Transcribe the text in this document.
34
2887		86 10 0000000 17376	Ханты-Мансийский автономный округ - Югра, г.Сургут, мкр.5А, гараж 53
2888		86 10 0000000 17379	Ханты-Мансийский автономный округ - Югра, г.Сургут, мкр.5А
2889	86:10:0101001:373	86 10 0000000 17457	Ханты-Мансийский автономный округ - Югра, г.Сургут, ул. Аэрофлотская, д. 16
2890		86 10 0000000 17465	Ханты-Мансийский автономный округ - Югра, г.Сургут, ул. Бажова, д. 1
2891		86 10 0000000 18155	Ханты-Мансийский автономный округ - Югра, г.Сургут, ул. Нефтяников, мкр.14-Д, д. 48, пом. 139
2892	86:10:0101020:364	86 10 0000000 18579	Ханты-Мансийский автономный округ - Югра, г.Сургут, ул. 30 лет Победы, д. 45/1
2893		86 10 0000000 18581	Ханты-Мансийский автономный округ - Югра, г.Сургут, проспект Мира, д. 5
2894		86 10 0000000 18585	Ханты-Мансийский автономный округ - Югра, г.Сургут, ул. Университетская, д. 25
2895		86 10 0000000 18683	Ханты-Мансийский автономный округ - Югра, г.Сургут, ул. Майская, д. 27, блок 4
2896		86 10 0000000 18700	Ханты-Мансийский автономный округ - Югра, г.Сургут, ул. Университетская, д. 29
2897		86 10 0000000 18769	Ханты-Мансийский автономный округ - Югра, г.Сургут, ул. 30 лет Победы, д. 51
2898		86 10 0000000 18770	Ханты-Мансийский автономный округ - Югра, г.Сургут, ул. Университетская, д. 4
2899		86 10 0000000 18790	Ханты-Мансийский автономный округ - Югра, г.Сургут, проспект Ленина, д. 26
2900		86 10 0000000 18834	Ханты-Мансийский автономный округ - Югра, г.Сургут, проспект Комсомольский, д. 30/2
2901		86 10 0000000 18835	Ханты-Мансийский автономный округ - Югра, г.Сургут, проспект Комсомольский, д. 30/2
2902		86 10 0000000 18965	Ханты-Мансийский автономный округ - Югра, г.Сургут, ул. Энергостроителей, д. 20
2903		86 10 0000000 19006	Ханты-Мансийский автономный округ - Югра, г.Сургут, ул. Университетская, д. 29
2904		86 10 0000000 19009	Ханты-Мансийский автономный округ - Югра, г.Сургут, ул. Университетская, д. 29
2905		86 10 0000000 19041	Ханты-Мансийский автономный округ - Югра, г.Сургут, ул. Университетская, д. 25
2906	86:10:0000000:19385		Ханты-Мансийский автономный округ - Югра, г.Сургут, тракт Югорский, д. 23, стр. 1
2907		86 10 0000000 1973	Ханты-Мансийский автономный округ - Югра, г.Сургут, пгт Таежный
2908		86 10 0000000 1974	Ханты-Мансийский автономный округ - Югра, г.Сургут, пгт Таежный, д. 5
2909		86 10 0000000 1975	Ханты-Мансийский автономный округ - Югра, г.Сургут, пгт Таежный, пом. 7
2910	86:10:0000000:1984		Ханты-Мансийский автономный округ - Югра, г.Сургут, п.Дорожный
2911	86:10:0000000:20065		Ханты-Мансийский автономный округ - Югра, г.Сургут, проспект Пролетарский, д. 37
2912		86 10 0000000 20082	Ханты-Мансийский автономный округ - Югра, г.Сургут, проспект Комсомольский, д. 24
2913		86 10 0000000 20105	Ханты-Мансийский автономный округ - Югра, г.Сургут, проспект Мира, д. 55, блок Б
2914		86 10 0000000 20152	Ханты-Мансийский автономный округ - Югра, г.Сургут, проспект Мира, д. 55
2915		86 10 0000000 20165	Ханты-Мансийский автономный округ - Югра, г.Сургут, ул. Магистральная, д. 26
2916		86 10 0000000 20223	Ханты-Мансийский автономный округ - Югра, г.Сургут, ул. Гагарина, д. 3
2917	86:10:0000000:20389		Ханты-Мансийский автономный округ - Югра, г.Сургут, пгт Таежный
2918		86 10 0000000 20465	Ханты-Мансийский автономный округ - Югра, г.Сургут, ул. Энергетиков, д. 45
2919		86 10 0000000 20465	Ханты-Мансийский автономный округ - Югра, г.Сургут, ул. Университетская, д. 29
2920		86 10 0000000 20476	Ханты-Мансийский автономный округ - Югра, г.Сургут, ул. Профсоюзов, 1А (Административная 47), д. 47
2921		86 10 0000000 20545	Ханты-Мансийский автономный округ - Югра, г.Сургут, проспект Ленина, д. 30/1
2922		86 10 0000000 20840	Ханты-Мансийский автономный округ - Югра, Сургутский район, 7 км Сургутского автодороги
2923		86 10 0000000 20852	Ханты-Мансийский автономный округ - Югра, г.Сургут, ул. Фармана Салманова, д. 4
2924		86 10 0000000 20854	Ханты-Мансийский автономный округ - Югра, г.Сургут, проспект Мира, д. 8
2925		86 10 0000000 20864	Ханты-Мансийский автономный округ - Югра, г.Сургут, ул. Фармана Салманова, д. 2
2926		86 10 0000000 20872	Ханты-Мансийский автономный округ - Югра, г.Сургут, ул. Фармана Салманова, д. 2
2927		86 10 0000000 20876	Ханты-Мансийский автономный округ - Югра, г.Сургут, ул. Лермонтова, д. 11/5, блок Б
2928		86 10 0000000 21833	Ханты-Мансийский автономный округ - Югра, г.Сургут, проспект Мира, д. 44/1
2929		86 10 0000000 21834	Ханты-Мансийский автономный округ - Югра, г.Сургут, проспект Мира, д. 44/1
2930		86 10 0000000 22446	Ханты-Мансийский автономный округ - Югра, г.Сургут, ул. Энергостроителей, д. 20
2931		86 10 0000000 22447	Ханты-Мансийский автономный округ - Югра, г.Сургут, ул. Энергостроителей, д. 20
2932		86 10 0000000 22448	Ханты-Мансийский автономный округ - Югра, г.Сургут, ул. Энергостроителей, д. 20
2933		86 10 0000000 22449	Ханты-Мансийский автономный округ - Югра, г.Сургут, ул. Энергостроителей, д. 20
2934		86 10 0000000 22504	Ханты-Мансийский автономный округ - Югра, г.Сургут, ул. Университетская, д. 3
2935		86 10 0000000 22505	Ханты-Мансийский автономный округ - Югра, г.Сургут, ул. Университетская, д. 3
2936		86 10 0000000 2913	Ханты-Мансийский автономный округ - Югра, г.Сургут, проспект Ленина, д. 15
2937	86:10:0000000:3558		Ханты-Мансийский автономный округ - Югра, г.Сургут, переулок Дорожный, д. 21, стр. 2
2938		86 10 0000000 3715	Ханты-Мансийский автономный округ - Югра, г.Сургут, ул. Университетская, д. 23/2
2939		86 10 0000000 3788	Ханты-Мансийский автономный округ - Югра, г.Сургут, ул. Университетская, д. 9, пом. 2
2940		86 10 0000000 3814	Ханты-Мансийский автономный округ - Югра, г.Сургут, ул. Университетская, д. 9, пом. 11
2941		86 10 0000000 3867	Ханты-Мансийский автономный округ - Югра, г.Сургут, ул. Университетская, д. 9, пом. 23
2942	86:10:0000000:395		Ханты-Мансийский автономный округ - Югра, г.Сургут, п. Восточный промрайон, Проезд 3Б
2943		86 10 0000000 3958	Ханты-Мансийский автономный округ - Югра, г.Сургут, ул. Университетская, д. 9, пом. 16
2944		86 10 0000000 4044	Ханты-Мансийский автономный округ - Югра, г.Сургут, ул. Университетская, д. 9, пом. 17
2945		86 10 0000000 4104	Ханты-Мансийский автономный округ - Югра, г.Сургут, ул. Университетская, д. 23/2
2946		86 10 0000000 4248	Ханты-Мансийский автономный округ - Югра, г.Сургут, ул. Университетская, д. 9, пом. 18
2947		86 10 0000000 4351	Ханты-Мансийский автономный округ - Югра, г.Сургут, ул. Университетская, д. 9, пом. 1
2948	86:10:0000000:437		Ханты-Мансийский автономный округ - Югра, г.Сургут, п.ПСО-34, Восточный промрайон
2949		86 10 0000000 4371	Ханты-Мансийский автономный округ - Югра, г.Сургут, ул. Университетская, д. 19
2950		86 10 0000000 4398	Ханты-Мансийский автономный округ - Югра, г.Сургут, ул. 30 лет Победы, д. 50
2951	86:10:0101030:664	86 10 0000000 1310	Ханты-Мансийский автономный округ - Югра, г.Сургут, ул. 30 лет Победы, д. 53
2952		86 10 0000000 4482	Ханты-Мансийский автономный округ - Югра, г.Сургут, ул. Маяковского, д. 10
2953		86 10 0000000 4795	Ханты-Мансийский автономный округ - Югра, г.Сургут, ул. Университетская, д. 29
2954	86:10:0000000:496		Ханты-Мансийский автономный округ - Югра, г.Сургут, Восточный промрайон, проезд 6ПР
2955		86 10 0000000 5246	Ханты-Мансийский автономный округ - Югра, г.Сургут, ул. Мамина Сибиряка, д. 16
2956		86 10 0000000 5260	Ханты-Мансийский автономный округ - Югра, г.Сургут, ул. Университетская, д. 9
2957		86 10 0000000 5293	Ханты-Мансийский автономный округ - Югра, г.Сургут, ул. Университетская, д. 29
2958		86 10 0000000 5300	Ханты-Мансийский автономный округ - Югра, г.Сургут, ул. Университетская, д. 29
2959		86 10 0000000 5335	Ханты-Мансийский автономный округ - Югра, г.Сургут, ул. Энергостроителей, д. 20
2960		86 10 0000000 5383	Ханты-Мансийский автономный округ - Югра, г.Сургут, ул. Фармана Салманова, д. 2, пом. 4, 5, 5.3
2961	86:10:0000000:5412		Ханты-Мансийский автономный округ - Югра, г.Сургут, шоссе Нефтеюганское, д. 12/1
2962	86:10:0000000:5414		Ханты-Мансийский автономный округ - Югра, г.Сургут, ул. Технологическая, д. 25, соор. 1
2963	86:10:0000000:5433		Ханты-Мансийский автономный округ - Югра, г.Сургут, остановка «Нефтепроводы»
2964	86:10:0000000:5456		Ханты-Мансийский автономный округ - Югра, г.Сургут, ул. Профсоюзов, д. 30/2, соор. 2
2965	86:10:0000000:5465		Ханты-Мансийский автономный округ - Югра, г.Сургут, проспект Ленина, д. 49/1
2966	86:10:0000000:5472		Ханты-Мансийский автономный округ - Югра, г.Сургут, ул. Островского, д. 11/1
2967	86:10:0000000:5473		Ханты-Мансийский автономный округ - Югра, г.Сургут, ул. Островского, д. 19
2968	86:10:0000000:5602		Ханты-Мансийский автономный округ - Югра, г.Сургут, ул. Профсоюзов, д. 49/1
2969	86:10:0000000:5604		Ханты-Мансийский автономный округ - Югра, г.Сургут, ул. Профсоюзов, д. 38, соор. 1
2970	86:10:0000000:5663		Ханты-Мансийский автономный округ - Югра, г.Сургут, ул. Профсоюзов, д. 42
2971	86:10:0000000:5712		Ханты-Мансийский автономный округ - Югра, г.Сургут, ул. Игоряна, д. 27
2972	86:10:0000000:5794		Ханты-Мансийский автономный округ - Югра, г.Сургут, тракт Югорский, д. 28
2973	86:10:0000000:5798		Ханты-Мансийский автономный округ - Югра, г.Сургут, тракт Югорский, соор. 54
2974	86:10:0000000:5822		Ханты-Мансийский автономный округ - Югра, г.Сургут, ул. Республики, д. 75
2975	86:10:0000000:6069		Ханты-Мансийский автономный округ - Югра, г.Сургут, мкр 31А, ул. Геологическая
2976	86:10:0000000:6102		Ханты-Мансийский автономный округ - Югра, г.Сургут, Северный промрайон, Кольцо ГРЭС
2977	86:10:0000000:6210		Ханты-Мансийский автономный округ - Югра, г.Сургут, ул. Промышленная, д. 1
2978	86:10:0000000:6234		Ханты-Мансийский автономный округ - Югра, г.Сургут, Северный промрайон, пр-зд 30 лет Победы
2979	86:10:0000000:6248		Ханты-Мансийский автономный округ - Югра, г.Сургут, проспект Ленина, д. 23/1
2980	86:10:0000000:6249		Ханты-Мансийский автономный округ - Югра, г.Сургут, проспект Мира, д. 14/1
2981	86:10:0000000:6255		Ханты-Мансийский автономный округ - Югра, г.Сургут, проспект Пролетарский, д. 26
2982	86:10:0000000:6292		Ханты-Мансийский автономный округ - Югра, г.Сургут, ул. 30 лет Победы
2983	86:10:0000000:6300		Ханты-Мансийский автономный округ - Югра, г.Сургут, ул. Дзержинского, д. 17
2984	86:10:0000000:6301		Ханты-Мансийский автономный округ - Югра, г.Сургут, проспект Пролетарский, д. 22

+ + + +

• WRITTEN INSTRUCTION: Among the entries above, identify all lines with "Восточный" and copy them.

• ANSWER:
2942	86:10:0000000:395		Ханты-Мансийский автономный округ - Югра, г.Сургут, п. Восточный промрайон, Проезд 3Б
2948	86:10:0000000:437		Ханты-Мансийский автономный округ - Югра, г.Сургут, п.ПСО-34, Восточный промрайон
2954	86:10:0000000:496		Ханты-Мансийский автономный округ - Югра, г.Сургут, Восточный промрайон, проезд 6ПР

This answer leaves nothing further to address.